* **Directive**
Copy each line where the word "visits" occurs.

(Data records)

%%

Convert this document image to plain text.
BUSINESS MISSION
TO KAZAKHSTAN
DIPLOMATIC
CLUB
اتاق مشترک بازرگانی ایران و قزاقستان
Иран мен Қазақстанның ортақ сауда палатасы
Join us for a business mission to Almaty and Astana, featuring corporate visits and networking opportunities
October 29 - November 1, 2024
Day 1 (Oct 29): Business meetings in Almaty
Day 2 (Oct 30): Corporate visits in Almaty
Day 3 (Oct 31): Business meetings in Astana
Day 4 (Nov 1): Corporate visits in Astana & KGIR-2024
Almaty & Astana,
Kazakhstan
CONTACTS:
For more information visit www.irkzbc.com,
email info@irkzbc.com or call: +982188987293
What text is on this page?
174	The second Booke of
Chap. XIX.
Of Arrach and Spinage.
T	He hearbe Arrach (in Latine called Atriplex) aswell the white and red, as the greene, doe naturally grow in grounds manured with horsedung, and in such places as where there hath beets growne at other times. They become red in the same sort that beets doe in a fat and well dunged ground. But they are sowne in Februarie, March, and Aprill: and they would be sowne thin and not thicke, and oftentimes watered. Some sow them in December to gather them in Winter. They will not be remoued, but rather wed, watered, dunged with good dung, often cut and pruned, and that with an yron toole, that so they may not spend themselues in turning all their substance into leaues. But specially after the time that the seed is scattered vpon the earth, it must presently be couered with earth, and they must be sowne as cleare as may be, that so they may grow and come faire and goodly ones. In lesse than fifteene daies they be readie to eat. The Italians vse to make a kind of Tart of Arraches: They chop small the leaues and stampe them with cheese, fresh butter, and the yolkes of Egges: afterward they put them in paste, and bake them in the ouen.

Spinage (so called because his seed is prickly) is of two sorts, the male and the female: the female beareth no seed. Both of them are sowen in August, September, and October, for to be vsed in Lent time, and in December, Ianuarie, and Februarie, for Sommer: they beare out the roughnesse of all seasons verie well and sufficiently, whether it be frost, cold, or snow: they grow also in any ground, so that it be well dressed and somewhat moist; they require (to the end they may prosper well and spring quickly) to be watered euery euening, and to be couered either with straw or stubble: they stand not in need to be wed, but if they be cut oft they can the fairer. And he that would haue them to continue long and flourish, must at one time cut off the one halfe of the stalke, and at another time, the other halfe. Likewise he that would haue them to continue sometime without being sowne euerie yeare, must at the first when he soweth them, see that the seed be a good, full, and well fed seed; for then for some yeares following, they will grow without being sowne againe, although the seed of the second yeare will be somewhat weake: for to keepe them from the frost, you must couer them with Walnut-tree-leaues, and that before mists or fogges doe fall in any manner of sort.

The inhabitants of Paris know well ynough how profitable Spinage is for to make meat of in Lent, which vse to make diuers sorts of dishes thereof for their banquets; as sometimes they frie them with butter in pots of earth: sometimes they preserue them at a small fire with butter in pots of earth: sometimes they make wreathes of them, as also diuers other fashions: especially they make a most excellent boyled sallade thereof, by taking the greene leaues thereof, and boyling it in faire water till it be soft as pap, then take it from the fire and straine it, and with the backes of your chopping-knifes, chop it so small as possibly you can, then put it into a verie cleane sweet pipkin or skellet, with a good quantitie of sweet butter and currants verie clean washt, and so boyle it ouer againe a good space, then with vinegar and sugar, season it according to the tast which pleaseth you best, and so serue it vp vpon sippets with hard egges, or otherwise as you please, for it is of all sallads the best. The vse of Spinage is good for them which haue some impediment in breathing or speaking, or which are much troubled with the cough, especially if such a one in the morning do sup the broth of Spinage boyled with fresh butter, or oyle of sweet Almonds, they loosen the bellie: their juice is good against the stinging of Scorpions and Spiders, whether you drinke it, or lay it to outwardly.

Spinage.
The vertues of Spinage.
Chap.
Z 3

%%

* **Finished task**
Join us for a business mission to Almaty and Astana, featuring corporate visits and networking opportunities
Day 2 (Oct 30): Corporate visits in Almaty
Day 4 (Nov 1): Corporate visits in Astana & KGIR-2024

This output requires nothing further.